[Records excerpted from a collection]
(begin)
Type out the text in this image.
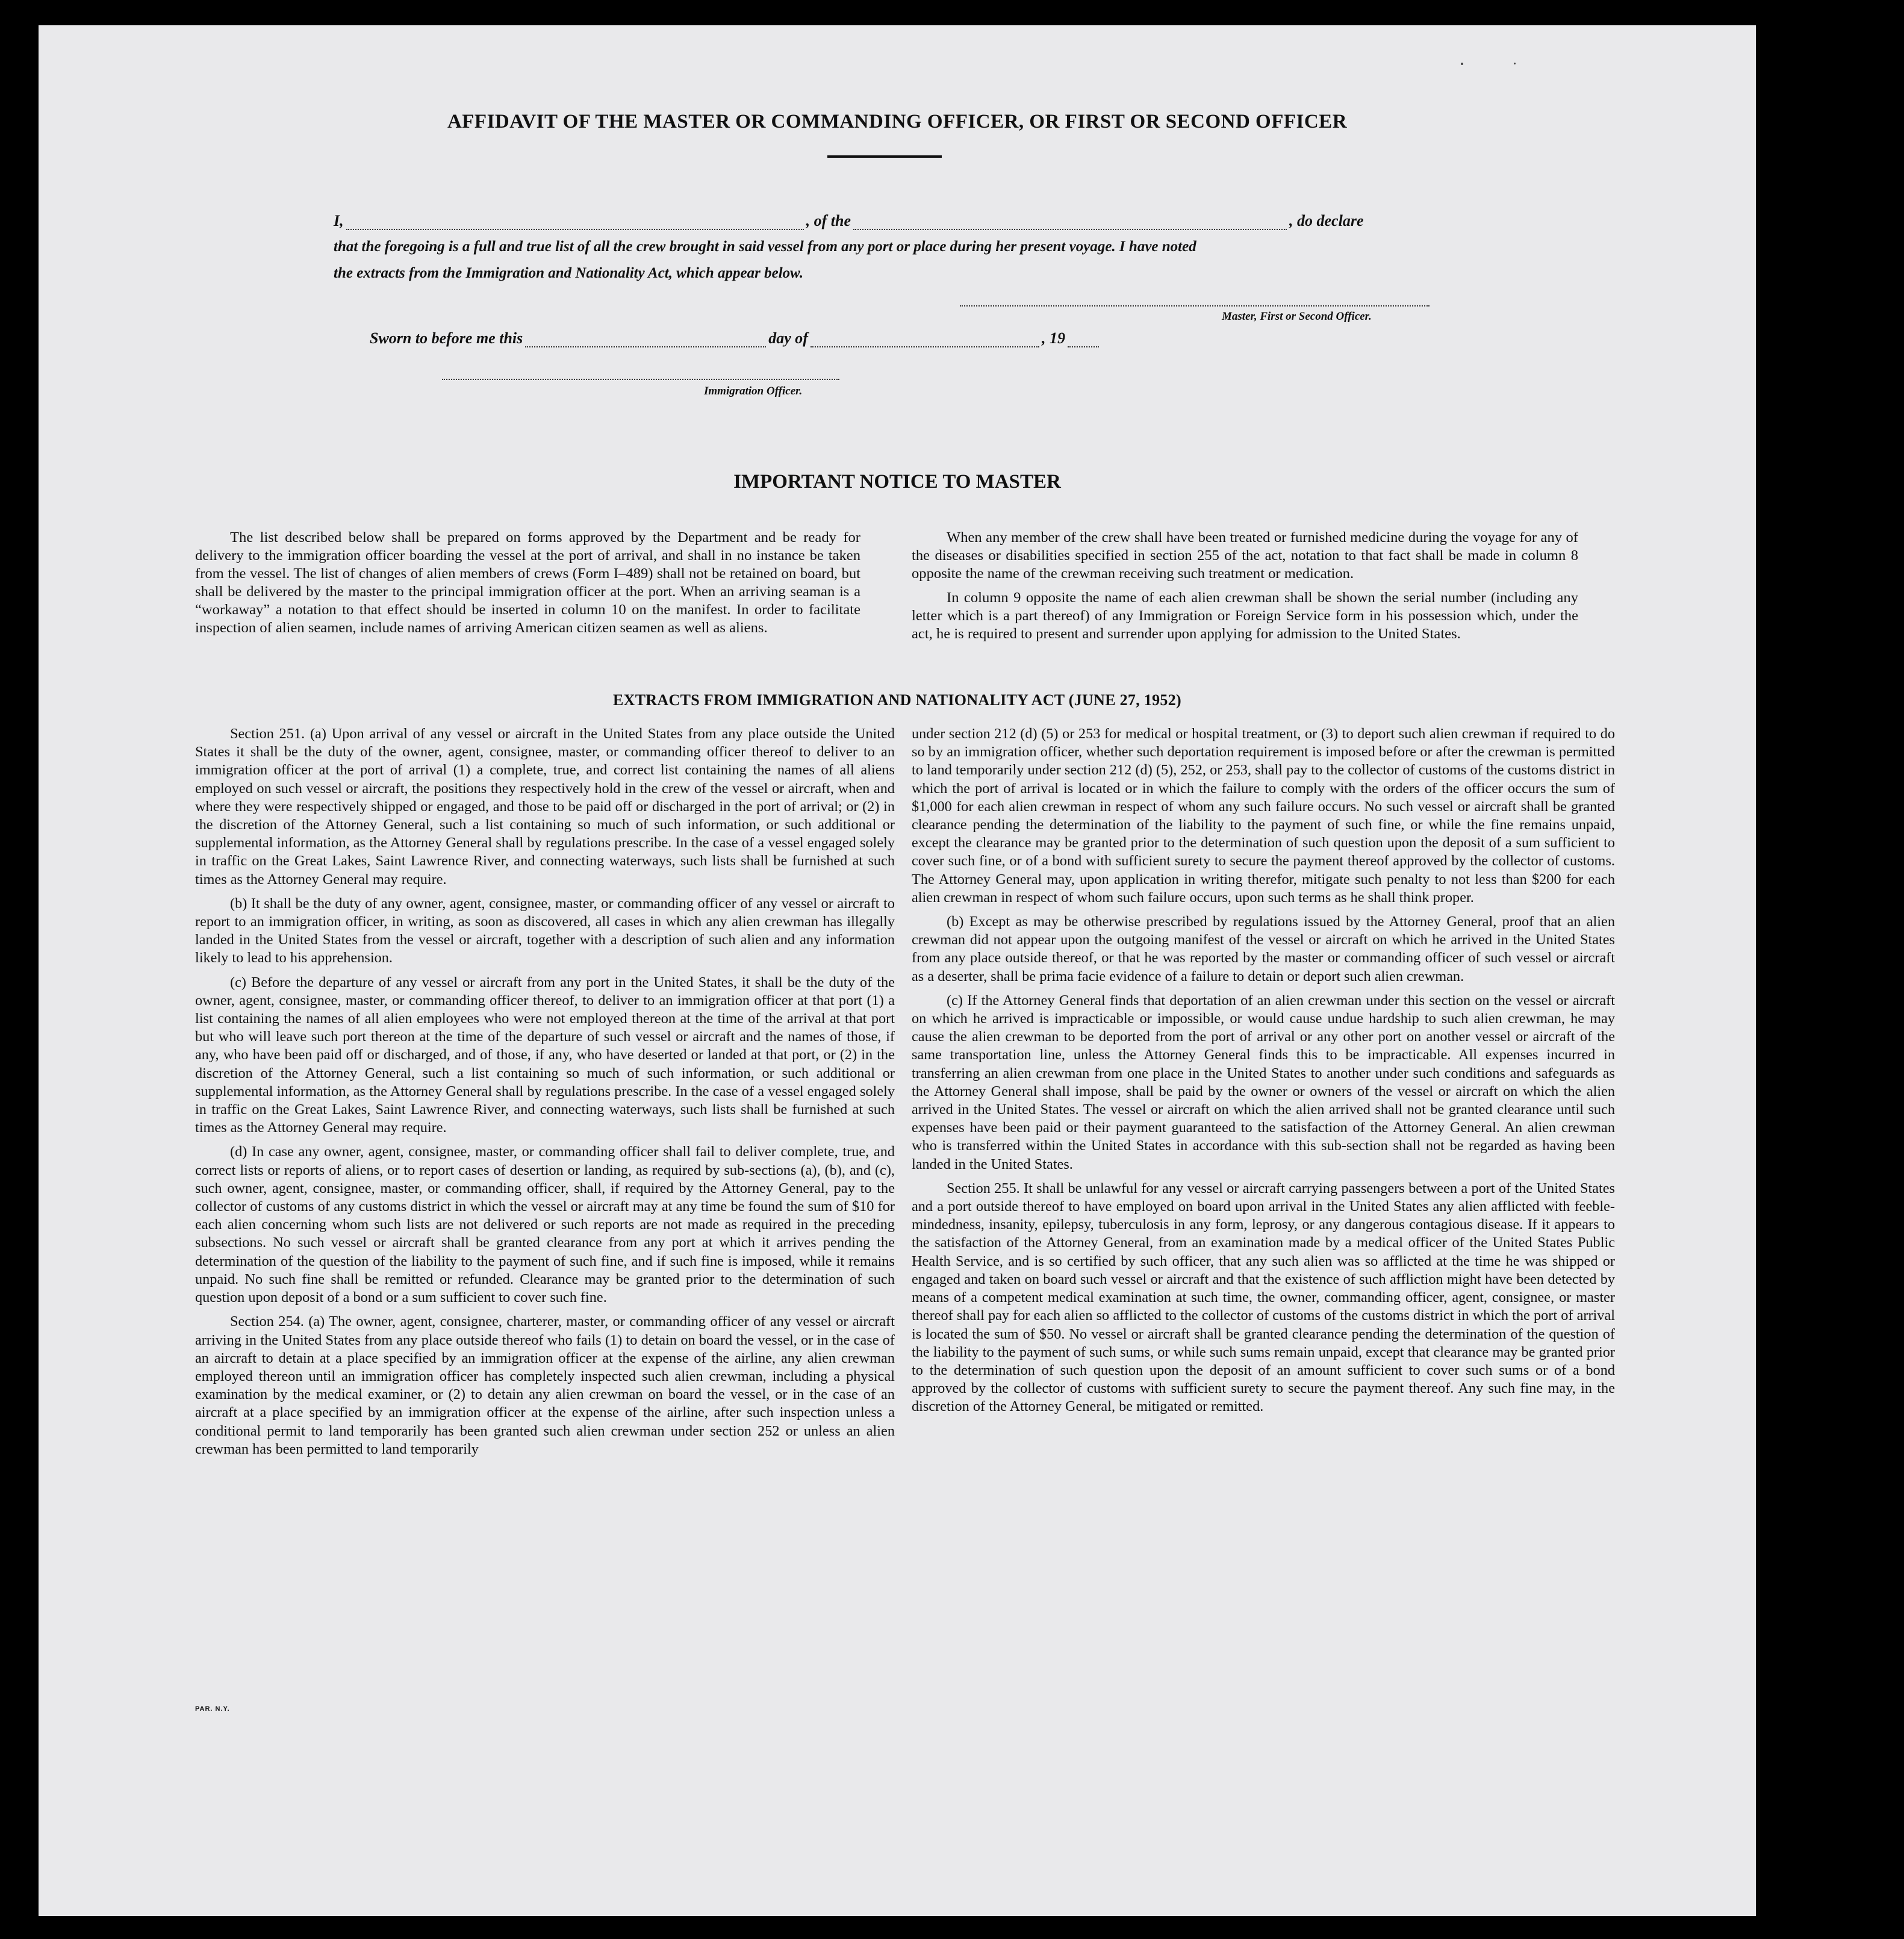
AFFIDAVIT OF THE MASTER OR COMMANDING OFFICER, OR FIRST OR SECOND OFFICER
I,	, of the	, do declare
that the foregoing is a full and true list of all the crew brought in said vessel from any port or place during her present voyage. I have noted
the extracts from the Immigration and Nationality Act, which appear below.
Master, First or Second Officer.
Sworn to before me this	day of	, 19
Immigration Officer.
IMPORTANT NOTICE TO MASTER

The list described below shall be prepared on forms approved by the Department and be ready for delivery to the immigration officer boarding the vessel at the port of arrival, and shall in no instance be taken from the vessel. The list of changes of alien members of crews (Form I–489) shall not be retained on board, but shall be delivered by the master to the principal immigration officer at the port. When an arriving seaman is a “workaway” a notation to that effect should be inserted in column 10 on the manifest. In order to facilitate inspection of alien seamen, include names of arriving American citizen seamen as well as aliens.

When any member of the crew shall have been treated or furnished medicine during the voyage for any of the diseases or disabilities specified in section 255 of the act, notation to that fact shall be made in column 8 opposite the name of the crewman receiving such treatment or medication.

In column 9 opposite the name of each alien crewman shall be shown the serial number (including any letter which is a part thereof) of any Immigration or Foreign Service form in his possession which, under the act, he is required to present and surrender upon applying for admission to the United States.

EXTRACTS FROM IMMIGRATION AND NATIONALITY ACT (JUNE 27, 1952)

Section 251. (a) Upon arrival of any vessel or aircraft in the United States from any place outside the United States it shall be the duty of the owner, agent, consignee, master, or commanding officer thereof to deliver to an immigration officer at the port of arrival (1) a complete, true, and correct list containing the names of all aliens employed on such vessel or aircraft, the positions they respectively hold in the crew of the vessel or aircraft, when and where they were respectively shipped or engaged, and those to be paid off or discharged in the port of arrival; or (2) in the discretion of the Attorney General, such a list containing so much of such information, or such additional or supplemental information, as the Attorney General shall by regulations prescribe. In the case of a vessel engaged solely in traffic on the Great Lakes, Saint Lawrence River, and connecting waterways, such lists shall be furnished at such times as the Attorney General may require.

(b) It shall be the duty of any owner, agent, consignee, master, or commanding officer of any vessel or aircraft to report to an immigration officer, in writing, as soon as discovered, all cases in which any alien crewman has illegally landed in the United States from the vessel or aircraft, together with a description of such alien and any information likely to lead to his apprehension.

(c) Before the departure of any vessel or aircraft from any port in the United States, it shall be the duty of the owner, agent, consignee, master, or commanding officer thereof, to deliver to an immigration officer at that port (1) a list containing the names of all alien employees who were not employed thereon at the time of the arrival at that port but who will leave such port thereon at the time of the departure of such vessel or aircraft and the names of those, if any, who have been paid off or discharged, and of those, if any, who have deserted or landed at that port, or (2) in the discretion of the Attorney General, such a list containing so much of such information, or such additional or supplemental information, as the Attorney General shall by regulations prescribe. In the case of a vessel engaged solely in traffic on the Great Lakes, Saint Lawrence River, and connecting waterways, such lists shall be furnished at such times as the Attorney General may require.

(d) In case any owner, agent, consignee, master, or commanding officer shall fail to deliver complete, true, and correct lists or reports of aliens, or to report cases of desertion or landing, as required by sub-sections (a), (b), and (c), such owner, agent, consignee, master, or commanding officer, shall, if required by the Attorney General, pay to the collector of customs of any customs district in which the vessel or aircraft may at any time be found the sum of $10 for each alien concerning whom such lists are not delivered or such reports are not made as required in the preceding subsections. No such vessel or aircraft shall be granted clearance from any port at which it arrives pending the determination of the question of the liability to the payment of such fine, and if such fine is imposed, while it remains unpaid. No such fine shall be remitted or refunded. Clearance may be granted prior to the determination of such question upon deposit of a bond or a sum sufficient to cover such fine.

Section 254. (a) The owner, agent, consignee, charterer, master, or commanding officer of any vessel or aircraft arriving in the United States from any place outside thereof who fails (1) to detain on board the vessel, or in the case of an aircraft to detain at a place specified by an immigration officer at the expense of the airline, any alien crewman employed thereon until an immigration officer has completely inspected such alien crewman, including a physical examination by the medical examiner, or (2) to detain any alien crewman on board the vessel, or in the case of an aircraft at a place specified by an immigration officer at the expense of the airline, after such inspection unless a conditional permit to land temporarily has been granted such alien crewman under section 252 or unless an alien crewman has been permitted to land temporarily

under section 212 (d) (5) or 253 for medical or hospital treatment, or (3) to deport such alien crewman if required to do so by an immigration officer, whether such deportation requirement is imposed before or after the crewman is permitted to land temporarily under section 212 (d) (5), 252, or 253, shall pay to the collector of customs of the customs district in which the port of arrival is located or in which the failure to comply with the orders of the officer occurs the sum of $1,000 for each alien crewman in respect of whom any such failure occurs. No such vessel or aircraft shall be granted clearance pending the determination of the liability to the payment of such fine, or while the fine remains unpaid, except the clearance may be granted prior to the determination of such question upon the deposit of a sum sufficient to cover such fine, or of a bond with sufficient surety to secure the payment thereof approved by the collector of customs. The Attorney General may, upon application in writing therefor, mitigate such penalty to not less than $200 for each alien crewman in respect of whom such failure occurs, upon such terms as he shall think proper.

(b) Except as may be otherwise prescribed by regulations issued by the Attorney General, proof that an alien crewman did not appear upon the outgoing manifest of the vessel or aircraft on which he arrived in the United States from any place outside thereof, or that he was reported by the master or commanding officer of such vessel or aircraft as a deserter, shall be prima facie evidence of a failure to detain or deport such alien crewman.

(c) If the Attorney General finds that deportation of an alien crewman under this section on the vessel or aircraft on which he arrived is impracticable or impossible, or would cause undue hardship to such alien crewman, he may cause the alien crewman to be deported from the port of arrival or any other port on another vessel or aircraft of the same transportation line, unless the Attorney General finds this to be impracticable. All expenses incurred in transferring an alien crewman from one place in the United States to another under such conditions and safeguards as the Attorney General shall impose, shall be paid by the owner or owners of the vessel or aircraft on which the alien arrived in the United States. The vessel or aircraft on which the alien arrived shall not be granted clearance until such expenses have been paid or their payment guaranteed to the satisfaction of the Attorney General. An alien crewman who is transferred within the United States in accordance with this sub-section shall not be regarded as having been landed in the United States.

Section 255. It shall be unlawful for any vessel or aircraft carrying passengers between a port of the United States and a port outside thereof to have employed on board upon arrival in the United States any alien afflicted with feeble-mindedness, insanity, epilepsy, tuberculosis in any form, leprosy, or any dangerous contagious disease. If it appears to the satisfaction of the Attorney General, from an examination made by a medical officer of the United States Public Health Service, and is so certified by such officer, that any such alien was so afflicted at the time he was shipped or engaged and taken on board such vessel or aircraft and that the existence of such affliction might have been detected by means of a competent medical examination at such time, the owner, commanding officer, agent, consignee, or master thereof shall pay for each alien so afflicted to the collector of customs of the customs district in which the port of arrival is located the sum of $50. No vessel or aircraft shall be granted clearance pending the determination of the question of the liability to the payment of such sums, or while such sums remain unpaid, except that clearance may be granted prior to the determination of such question upon the deposit of an amount sufficient to cover such sums or of a bond approved by the collector of customs with sufficient surety to secure the payment thereof. Any such fine may, in the discretion of the Attorney General, be mitigated or remitted.

PAR. N.Y.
(end)
## Exercise description
Print the full listing exactly, dropping the pictures.

## Solution to this exercise
Type out the text in this image.
AFFIDAVIT OF THE MASTER OR COMMANDING OFFICER, OR FIRST OR SECOND OFFICER
I,	, of the	, do declare
that the foregoing is a full and true list of all the crew brought in said vessel from any port or place during her present voyage. I have noted
the extracts from the Immigration and Nationality Act, which appear below.
Master, First or Second Officer.
Sworn to before me this	day of	, 19
Immigration Officer.
IMPORTANT NOTICE TO MASTER

The list described below shall be prepared on forms approved by the Department and be ready for delivery to the immigration officer boarding the vessel at the port of arrival, and shall in no instance be taken from the vessel. The list of changes of alien members of crews (Form I–489) shall not be retained on board, but shall be delivered by the master to the principal immigration officer at the port. When an arriving seaman is a “workaway” a notation to that effect should be inserted in column 10 on the manifest. In order to facilitate inspection of alien seamen, include names of arriving American citizen seamen as well as aliens.

When any member of the crew shall have been treated or furnished medicine during the voyage for any of the diseases or disabilities specified in section 255 of the act, notation to that fact shall be made in column 8 opposite the name of the crewman receiving such treatment or medication.

In column 9 opposite the name of each alien crewman shall be shown the serial number (including any letter which is a part thereof) of any Immigration or Foreign Service form in his possession which, under the act, he is required to present and surrender upon applying for admission to the United States.

EXTRACTS FROM IMMIGRATION AND NATIONALITY ACT (JUNE 27, 1952)

Section 251. (a) Upon arrival of any vessel or aircraft in the United States from any place outside the United States it shall be the duty of the owner, agent, consignee, master, or commanding officer thereof to deliver to an immigration officer at the port of arrival (1) a complete, true, and correct list containing the names of all aliens employed on such vessel or aircraft, the positions they respectively hold in the crew of the vessel or aircraft, when and where they were respectively shipped or engaged, and those to be paid off or discharged in the port of arrival; or (2) in the discretion of the Attorney General, such a list containing so much of such information, or such additional or supplemental information, as the Attorney General shall by regulations prescribe. In the case of a vessel engaged solely in traffic on the Great Lakes, Saint Lawrence River, and connecting waterways, such lists shall be furnished at such times as the Attorney General may require.

(b) It shall be the duty of any owner, agent, consignee, master, or commanding officer of any vessel or aircraft to report to an immigration officer, in writing, as soon as discovered, all cases in which any alien crewman has illegally landed in the United States from the vessel or aircraft, together with a description of such alien and any information likely to lead to his apprehension.

(c) Before the departure of any vessel or aircraft from any port in the United States, it shall be the duty of the owner, agent, consignee, master, or commanding officer thereof, to deliver to an immigration officer at that port (1) a list containing the names of all alien employees who were not employed thereon at the time of the arrival at that port but who will leave such port thereon at the time of the departure of such vessel or aircraft and the names of those, if any, who have been paid off or discharged, and of those, if any, who have deserted or landed at that port, or (2) in the discretion of the Attorney General, such a list containing so much of such information, or such additional or supplemental information, as the Attorney General shall by regulations prescribe. In the case of a vessel engaged solely in traffic on the Great Lakes, Saint Lawrence River, and connecting waterways, such lists shall be furnished at such times as the Attorney General may require.

(d) In case any owner, agent, consignee, master, or commanding officer shall fail to deliver complete, true, and correct lists or reports of aliens, or to report cases of desertion or landing, as required by sub-sections (a), (b), and (c), such owner, agent, consignee, master, or commanding officer, shall, if required by the Attorney General, pay to the collector of customs of any customs district in which the vessel or aircraft may at any time be found the sum of $10 for each alien concerning whom such lists are not delivered or such reports are not made as required in the preceding subsections. No such vessel or aircraft shall be granted clearance from any port at which it arrives pending the determination of the question of the liability to the payment of such fine, and if such fine is imposed, while it remains unpaid. No such fine shall be remitted or refunded. Clearance may be granted prior to the determination of such question upon deposit of a bond or a sum sufficient to cover such fine.

Section 254. (a) The owner, agent, consignee, charterer, master, or commanding officer of any vessel or aircraft arriving in the United States from any place outside thereof who fails (1) to detain on board the vessel, or in the case of an aircraft to detain at a place specified by an immigration officer at the expense of the airline, any alien crewman employed thereon until an immigration officer has completely inspected such alien crewman, including a physical examination by the medical examiner, or (2) to detain any alien crewman on board the vessel, or in the case of an aircraft at a place specified by an immigration officer at the expense of the airline, after such inspection unless a conditional permit to land temporarily has been granted such alien crewman under section 252 or unless an alien crewman has been permitted to land temporarily

under section 212 (d) (5) or 253 for medical or hospital treatment, or (3) to deport such alien crewman if required to do so by an immigration officer, whether such deportation requirement is imposed before or after the crewman is permitted to land temporarily under section 212 (d) (5), 252, or 253, shall pay to the collector of customs of the customs district in which the port of arrival is located or in which the failure to comply with the orders of the officer occurs the sum of $1,000 for each alien crewman in respect of whom any such failure occurs. No such vessel or aircraft shall be granted clearance pending the determination of the liability to the payment of such fine, or while the fine remains unpaid, except the clearance may be granted prior to the determination of such question upon the deposit of a sum sufficient to cover such fine, or of a bond with sufficient surety to secure the payment thereof approved by the collector of customs. The Attorney General may, upon application in writing therefor, mitigate such penalty to not less than $200 for each alien crewman in respect of whom such failure occurs, upon such terms as he shall think proper.

(b) Except as may be otherwise prescribed by regulations issued by the Attorney General, proof that an alien crewman did not appear upon the outgoing manifest of the vessel or aircraft on which he arrived in the United States from any place outside thereof, or that he was reported by the master or commanding officer of such vessel or aircraft as a deserter, shall be prima facie evidence of a failure to detain or deport such alien crewman.

(c) If the Attorney General finds that deportation of an alien crewman under this section on the vessel or aircraft on which he arrived is impracticable or impossible, or would cause undue hardship to such alien crewman, he may cause the alien crewman to be deported from the port of arrival or any other port on another vessel or aircraft of the same transportation line, unless the Attorney General finds this to be impracticable. All expenses incurred in transferring an alien crewman from one place in the United States to another under such conditions and safeguards as the Attorney General shall impose, shall be paid by the owner or owners of the vessel or aircraft on which the alien arrived in the United States. The vessel or aircraft on which the alien arrived shall not be granted clearance until such expenses have been paid or their payment guaranteed to the satisfaction of the Attorney General. An alien crewman who is transferred within the United States in accordance with this sub-section shall not be regarded as having been landed in the United States.

Section 255. It shall be unlawful for any vessel or aircraft carrying passengers between a port of the United States and a port outside thereof to have employed on board upon arrival in the United States any alien afflicted with feeble-mindedness, insanity, epilepsy, tuberculosis in any form, leprosy, or any dangerous contagious disease. If it appears to the satisfaction of the Attorney General, from an examination made by a medical officer of the United States Public Health Service, and is so certified by such officer, that any such alien was so afflicted at the time he was shipped or engaged and taken on board such vessel or aircraft and that the existence of such affliction might have been detected by means of a competent medical examination at such time, the owner, commanding officer, agent, consignee, or master thereof shall pay for each alien so afflicted to the collector of customs of the customs district in which the port of arrival is located the sum of $50. No vessel or aircraft shall be granted clearance pending the determination of the question of the liability to the payment of such sums, or while such sums remain unpaid, except that clearance may be granted prior to the determination of such question upon the deposit of an amount sufficient to cover such sums or of a bond approved by the collector of customs with sufficient surety to secure the payment thereof. Any such fine may, in the discretion of the Attorney General, be mitigated or remitted.

PAR. N.Y.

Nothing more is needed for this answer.